ACTIVIDAD
Sigue el texto sobre la crisis de los partidos políticos a partir de su última oración, con un párrafo más.
── BLOQUE DE TEXTO
La actual crisis de legitimidad y prestigio de los partidos se explica porque no son lo que dicen ser: no cumplen el programa de medidas que proponen, no defienden las ideas a las que dicen adherir y sobre todo, no actúan internamente como sus estatutos y declaraciones de principios dicen que deben hacerlo. Sobre ellos pesa la «ley de hierro de las oligarquías», descrita a inicios del siglo XX por Robert Michels, que describió la tendencia de los partidos a oligarquizarse, burocratizarse y a abandonar su democracia interna. Michels describió este proceso de forma determinista, como una ley irreductible, ya que la eficacia política siempre sería contradictoria con la apertura participativa y colaborativa. Sin embargo, hay múltiples ejemplos que contradicen la «ley de hierro» de Michels, que demuestran que cuando hay voluntad política es posible reducir estas tendencias. Pero se requiere un entorno legal y cultural que facilite estos intentos.
────
── ENTRADAS EXTRAÍDAS
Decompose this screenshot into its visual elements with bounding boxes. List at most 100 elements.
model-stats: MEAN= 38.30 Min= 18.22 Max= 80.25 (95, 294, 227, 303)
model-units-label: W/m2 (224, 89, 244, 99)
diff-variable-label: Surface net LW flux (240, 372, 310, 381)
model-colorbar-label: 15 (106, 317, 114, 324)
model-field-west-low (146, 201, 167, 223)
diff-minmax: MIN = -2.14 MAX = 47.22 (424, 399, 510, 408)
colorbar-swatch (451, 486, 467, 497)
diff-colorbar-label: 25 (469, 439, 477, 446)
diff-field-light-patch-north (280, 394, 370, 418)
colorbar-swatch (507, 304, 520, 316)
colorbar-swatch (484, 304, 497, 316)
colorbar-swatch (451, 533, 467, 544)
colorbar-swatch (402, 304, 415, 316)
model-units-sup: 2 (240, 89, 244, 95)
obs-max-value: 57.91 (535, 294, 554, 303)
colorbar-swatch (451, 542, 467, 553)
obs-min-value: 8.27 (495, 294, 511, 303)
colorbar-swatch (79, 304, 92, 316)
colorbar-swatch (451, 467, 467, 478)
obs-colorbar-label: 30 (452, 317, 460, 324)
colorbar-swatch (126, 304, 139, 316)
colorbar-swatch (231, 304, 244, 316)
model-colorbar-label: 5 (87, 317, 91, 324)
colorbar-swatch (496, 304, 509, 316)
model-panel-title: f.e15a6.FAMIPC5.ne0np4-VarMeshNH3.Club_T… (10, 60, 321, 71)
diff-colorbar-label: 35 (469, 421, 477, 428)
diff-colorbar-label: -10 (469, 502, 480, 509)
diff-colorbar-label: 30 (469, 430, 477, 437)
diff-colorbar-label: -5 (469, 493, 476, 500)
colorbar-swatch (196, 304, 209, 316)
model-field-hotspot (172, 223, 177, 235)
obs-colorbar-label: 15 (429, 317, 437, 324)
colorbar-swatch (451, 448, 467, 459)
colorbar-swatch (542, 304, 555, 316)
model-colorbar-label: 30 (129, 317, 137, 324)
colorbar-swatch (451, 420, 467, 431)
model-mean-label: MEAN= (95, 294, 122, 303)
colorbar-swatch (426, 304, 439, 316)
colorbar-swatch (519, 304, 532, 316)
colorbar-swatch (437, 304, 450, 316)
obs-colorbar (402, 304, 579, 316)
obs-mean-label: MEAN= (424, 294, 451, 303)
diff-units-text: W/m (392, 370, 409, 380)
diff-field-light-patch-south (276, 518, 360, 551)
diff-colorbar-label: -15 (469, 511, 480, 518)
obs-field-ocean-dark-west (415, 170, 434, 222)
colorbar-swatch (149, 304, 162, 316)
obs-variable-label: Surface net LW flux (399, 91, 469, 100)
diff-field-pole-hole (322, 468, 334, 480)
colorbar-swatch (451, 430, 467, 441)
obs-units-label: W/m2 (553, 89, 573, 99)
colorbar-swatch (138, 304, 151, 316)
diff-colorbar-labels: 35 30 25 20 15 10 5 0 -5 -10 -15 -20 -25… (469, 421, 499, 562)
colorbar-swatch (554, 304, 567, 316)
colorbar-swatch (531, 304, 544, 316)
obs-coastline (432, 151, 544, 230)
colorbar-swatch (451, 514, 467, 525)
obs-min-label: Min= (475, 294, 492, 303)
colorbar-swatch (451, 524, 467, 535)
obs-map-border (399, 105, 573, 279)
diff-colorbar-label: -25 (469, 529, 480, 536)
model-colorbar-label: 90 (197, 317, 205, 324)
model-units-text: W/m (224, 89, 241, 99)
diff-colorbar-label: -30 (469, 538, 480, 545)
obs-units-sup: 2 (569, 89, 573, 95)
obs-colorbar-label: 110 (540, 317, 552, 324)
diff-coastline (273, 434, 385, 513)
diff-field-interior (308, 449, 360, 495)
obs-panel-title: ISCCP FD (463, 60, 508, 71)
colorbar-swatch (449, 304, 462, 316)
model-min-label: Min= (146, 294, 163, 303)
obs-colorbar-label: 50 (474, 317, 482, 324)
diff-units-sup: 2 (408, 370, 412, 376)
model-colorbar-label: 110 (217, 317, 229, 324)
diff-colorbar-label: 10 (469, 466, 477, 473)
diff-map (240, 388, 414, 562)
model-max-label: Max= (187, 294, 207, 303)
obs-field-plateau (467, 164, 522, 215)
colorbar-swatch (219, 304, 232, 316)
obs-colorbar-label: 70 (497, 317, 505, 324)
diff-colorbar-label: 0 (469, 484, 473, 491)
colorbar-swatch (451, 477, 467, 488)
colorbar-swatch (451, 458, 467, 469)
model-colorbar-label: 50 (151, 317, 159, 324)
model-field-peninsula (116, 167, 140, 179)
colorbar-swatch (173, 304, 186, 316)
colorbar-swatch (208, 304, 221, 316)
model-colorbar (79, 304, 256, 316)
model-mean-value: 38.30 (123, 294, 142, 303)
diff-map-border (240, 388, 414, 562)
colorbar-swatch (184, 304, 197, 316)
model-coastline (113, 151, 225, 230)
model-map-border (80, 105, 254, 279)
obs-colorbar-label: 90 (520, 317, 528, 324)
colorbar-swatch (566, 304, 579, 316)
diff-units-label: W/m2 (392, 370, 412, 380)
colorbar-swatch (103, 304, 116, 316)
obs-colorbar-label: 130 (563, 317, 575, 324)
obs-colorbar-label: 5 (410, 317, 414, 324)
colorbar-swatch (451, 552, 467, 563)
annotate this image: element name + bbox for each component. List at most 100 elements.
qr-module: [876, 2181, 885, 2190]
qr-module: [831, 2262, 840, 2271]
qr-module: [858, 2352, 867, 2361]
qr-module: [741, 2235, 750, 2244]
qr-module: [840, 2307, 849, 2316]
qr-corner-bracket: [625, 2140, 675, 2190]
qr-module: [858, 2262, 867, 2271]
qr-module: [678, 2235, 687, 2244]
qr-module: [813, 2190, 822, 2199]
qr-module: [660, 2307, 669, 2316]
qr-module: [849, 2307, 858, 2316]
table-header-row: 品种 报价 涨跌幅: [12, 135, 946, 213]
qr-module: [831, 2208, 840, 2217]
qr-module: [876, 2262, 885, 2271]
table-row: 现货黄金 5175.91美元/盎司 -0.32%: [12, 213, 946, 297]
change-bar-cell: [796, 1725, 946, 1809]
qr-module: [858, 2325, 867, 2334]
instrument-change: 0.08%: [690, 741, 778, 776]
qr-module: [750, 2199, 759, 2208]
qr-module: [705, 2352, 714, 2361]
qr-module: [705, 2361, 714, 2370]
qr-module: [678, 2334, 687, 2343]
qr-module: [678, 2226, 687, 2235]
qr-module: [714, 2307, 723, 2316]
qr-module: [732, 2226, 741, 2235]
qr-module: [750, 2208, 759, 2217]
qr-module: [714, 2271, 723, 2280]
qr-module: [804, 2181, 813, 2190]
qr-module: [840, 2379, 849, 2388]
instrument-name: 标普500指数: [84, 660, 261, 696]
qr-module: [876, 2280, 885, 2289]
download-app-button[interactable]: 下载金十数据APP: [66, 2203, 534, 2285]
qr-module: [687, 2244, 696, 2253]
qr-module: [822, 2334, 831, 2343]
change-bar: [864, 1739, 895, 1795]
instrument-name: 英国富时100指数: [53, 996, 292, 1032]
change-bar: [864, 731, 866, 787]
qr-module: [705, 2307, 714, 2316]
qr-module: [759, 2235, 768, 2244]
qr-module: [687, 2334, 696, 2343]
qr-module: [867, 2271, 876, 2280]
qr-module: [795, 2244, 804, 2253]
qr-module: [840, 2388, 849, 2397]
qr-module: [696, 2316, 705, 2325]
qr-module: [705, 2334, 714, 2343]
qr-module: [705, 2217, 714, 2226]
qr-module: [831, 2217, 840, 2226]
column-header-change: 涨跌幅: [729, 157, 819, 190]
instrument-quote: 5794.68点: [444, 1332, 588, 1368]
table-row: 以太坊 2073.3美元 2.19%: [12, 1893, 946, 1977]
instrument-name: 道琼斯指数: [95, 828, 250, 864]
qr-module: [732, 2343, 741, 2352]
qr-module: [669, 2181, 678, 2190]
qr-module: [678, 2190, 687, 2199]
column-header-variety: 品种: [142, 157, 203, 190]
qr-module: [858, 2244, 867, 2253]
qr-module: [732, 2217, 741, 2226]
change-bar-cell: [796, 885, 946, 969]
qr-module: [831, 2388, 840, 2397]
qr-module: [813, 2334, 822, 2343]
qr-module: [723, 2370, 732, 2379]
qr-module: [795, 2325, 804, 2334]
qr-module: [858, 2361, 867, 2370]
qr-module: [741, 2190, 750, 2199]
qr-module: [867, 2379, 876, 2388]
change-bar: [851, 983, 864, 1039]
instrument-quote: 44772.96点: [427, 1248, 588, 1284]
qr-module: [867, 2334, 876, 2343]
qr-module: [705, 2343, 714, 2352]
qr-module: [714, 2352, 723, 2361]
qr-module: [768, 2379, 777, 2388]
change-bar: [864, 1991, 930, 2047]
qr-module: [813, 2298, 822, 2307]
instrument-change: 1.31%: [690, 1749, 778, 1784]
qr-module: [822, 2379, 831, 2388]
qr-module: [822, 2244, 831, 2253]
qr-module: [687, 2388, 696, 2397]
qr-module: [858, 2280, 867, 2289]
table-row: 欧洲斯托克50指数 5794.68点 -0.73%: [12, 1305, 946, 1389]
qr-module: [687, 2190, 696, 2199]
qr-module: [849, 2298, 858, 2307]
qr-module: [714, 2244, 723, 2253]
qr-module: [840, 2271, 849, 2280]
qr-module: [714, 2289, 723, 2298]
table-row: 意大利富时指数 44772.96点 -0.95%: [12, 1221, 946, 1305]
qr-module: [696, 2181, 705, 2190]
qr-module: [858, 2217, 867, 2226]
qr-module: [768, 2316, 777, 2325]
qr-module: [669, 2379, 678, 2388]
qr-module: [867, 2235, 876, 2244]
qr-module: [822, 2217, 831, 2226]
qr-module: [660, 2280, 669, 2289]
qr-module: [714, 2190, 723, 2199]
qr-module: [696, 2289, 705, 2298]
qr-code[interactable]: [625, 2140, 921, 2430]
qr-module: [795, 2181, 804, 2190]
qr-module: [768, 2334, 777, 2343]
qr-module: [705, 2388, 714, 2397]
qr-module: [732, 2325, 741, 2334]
────
TU RESPUESTA
Una mala alternativa ante la crisis de los partidos es intentar sustituir su espacio por medio de los think tanks , a los que se ingresa exclusivamente por cooptación, cuyas fuentes de financiamiento son poco claras, con liderazgos que no tienen base ni control democrático. El peor de los partidos políticos es una institución pública, con domicilio conocido, al cual hay libre acceso y que puede ser objeto de sanción penal y electoral. ¿Pero quién sancionaría a un ministro de Espacio Público si sus políticas son erradas? ¿Los otros miembros del think tank ? La crítica a Espacio Público no sólo debe atender al dogmatismo neoliberal de su orientación. Se debe advertir que el creciente poder de este tipo de grupos puede devenir fácilmente en lobbies de intereses privados, que capturen las instituciones del Estado.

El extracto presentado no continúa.